EXERCISE DIRECTIONS>
Your task is to locate every line holding the string "我的訂閱紀錄" and to copy each of them.

DATA>
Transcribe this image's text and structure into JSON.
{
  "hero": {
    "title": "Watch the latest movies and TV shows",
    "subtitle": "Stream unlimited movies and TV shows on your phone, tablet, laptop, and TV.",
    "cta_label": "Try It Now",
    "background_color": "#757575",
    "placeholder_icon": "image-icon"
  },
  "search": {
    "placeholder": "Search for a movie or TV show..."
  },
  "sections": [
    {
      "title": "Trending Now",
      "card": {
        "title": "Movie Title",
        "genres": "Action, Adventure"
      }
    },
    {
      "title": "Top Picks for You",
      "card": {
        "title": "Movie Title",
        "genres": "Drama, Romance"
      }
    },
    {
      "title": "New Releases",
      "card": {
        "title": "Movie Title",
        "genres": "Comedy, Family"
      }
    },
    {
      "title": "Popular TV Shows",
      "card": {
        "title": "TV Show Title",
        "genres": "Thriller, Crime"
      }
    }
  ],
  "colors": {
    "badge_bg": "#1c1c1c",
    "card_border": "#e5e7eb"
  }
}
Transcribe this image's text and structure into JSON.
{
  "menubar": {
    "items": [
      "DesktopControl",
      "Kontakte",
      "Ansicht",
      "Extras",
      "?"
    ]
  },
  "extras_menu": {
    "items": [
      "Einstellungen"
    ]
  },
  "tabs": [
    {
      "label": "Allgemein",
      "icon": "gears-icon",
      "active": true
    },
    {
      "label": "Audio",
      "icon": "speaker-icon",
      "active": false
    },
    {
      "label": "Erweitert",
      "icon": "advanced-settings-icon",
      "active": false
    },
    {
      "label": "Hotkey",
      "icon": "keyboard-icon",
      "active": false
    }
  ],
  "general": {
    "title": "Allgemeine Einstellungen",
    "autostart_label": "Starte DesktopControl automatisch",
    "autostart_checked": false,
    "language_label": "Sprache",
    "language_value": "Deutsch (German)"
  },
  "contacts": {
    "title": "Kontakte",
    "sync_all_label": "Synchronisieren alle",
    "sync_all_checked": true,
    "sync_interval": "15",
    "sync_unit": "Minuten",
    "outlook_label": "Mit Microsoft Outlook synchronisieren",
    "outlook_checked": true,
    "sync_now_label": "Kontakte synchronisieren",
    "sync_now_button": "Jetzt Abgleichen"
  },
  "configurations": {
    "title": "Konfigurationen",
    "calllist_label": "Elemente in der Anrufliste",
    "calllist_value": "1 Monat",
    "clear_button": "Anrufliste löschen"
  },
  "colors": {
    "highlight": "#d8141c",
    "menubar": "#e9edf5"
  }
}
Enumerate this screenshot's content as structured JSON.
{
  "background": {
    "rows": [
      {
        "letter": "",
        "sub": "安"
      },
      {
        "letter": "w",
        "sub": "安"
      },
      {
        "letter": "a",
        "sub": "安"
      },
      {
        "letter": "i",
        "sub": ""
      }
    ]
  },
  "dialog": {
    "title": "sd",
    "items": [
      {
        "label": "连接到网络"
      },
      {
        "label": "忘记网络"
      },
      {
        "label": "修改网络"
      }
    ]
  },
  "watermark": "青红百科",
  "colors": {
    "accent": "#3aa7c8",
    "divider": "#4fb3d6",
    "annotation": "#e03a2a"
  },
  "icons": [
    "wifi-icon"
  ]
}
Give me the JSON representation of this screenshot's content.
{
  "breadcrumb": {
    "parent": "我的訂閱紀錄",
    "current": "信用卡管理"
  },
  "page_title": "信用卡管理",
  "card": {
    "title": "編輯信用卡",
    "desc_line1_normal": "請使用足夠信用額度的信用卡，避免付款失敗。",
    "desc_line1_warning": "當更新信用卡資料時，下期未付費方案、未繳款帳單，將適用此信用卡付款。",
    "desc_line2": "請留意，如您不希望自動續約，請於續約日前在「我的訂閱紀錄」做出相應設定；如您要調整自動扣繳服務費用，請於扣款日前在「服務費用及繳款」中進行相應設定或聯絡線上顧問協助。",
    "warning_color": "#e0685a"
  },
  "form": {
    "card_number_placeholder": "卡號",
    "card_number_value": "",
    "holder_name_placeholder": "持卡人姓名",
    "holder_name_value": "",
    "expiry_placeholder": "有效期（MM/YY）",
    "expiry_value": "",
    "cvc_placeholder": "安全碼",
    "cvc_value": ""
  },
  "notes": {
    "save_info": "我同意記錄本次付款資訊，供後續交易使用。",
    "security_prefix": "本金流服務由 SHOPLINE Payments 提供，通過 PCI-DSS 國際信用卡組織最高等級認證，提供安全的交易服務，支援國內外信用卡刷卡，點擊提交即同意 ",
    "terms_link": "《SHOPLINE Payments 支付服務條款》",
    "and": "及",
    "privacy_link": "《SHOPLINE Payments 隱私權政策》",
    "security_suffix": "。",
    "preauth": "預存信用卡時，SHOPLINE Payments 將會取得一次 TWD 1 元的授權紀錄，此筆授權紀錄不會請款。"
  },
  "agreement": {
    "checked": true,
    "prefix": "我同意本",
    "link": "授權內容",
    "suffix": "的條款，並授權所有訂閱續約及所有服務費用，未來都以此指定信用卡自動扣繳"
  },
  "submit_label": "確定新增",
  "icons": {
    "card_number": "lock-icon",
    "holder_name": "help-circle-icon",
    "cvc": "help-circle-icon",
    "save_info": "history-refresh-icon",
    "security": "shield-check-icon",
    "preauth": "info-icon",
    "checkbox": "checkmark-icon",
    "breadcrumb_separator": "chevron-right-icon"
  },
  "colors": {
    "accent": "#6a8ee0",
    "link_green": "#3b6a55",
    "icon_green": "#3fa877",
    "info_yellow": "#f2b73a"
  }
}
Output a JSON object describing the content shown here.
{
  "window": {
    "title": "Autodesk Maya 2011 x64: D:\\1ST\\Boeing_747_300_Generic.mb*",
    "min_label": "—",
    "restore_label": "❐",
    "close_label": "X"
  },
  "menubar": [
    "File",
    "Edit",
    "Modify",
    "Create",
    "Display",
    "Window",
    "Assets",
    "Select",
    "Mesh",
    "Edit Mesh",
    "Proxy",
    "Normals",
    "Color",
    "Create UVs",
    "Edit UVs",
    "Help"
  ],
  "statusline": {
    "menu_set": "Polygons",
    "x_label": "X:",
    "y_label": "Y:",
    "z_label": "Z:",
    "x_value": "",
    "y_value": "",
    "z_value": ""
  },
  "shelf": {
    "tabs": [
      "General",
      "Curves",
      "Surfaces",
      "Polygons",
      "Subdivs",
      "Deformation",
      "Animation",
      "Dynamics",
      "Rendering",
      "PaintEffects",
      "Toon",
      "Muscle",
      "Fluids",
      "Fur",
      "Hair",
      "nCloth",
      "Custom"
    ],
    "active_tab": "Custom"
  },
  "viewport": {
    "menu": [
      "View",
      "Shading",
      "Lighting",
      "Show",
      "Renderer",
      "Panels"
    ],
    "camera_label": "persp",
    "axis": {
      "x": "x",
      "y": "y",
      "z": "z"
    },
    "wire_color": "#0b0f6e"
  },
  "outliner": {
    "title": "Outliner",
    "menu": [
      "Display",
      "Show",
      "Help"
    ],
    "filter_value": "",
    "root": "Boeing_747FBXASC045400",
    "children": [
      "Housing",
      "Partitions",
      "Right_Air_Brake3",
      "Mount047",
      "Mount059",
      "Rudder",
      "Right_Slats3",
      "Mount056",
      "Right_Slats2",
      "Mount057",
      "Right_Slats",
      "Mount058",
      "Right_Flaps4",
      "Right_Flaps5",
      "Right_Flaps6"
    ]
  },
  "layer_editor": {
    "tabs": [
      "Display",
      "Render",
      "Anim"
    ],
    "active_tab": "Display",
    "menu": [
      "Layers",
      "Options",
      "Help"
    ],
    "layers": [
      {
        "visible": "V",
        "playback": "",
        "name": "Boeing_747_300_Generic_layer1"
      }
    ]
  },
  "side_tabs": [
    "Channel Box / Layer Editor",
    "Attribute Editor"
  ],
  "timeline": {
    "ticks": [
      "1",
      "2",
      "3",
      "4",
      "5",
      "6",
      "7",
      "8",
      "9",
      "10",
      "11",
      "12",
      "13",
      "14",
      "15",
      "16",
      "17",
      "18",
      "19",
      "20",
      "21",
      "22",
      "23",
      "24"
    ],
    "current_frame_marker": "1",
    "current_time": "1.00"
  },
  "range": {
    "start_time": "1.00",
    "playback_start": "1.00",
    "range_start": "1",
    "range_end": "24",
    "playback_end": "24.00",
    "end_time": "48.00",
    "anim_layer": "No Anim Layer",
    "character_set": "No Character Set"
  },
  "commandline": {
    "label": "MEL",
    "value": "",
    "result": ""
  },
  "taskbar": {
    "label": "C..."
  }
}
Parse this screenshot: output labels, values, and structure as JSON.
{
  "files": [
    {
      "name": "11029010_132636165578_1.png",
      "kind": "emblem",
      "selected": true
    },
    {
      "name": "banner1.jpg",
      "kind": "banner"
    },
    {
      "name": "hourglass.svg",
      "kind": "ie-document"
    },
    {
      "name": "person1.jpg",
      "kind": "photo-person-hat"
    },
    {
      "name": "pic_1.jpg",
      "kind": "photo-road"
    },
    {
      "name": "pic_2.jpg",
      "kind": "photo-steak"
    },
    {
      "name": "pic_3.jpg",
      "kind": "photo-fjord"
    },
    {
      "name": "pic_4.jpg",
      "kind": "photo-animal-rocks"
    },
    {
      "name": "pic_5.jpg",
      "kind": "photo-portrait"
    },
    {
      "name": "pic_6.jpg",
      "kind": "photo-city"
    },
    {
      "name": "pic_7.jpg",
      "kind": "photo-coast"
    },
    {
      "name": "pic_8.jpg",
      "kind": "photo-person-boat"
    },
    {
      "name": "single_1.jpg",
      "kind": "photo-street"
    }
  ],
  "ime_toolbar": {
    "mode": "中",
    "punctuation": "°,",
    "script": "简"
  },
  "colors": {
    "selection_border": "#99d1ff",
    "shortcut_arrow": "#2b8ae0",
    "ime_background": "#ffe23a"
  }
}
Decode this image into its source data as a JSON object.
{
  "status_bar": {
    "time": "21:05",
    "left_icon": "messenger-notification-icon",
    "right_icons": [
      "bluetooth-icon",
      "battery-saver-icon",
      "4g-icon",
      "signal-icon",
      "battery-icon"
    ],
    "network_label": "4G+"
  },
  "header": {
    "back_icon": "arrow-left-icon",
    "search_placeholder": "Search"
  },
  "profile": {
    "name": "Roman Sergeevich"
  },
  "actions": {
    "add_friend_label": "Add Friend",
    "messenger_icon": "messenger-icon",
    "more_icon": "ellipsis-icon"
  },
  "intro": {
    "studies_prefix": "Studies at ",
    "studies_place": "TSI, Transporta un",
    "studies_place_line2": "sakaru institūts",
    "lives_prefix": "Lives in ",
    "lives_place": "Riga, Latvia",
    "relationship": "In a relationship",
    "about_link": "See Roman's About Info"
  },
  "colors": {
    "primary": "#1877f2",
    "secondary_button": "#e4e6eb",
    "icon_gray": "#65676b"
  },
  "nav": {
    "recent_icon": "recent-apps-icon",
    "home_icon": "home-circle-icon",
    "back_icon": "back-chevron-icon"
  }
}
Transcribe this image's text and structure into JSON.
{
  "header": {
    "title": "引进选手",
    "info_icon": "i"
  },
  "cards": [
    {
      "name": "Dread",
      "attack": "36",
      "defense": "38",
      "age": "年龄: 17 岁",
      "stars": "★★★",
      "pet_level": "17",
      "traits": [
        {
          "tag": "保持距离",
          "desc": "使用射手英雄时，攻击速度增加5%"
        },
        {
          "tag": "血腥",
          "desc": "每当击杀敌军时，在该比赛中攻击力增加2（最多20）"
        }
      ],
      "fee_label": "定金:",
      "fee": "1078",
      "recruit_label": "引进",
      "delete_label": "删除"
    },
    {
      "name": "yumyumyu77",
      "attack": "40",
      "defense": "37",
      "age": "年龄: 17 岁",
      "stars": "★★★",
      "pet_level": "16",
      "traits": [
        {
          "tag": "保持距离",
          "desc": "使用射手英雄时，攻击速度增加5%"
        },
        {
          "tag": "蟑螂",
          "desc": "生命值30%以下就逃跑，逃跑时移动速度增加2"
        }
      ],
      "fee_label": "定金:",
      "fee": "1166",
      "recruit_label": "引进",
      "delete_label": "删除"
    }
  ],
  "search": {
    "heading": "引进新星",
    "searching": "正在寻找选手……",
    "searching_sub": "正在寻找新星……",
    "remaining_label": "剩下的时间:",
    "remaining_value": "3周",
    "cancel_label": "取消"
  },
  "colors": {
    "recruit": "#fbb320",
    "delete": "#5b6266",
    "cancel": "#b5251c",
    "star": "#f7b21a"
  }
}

THE RESPONSE>
    "parent": "我的訂閱紀錄",
    "desc_line2": "請留意，如您不希望自動續約，請於續約日前在「我的訂閱紀錄」做出相應設定；如您要調整自動扣繳服務費用，請於扣款日前在「服務費用及繳款」中進行相應設定或聯絡線上顧問協助。",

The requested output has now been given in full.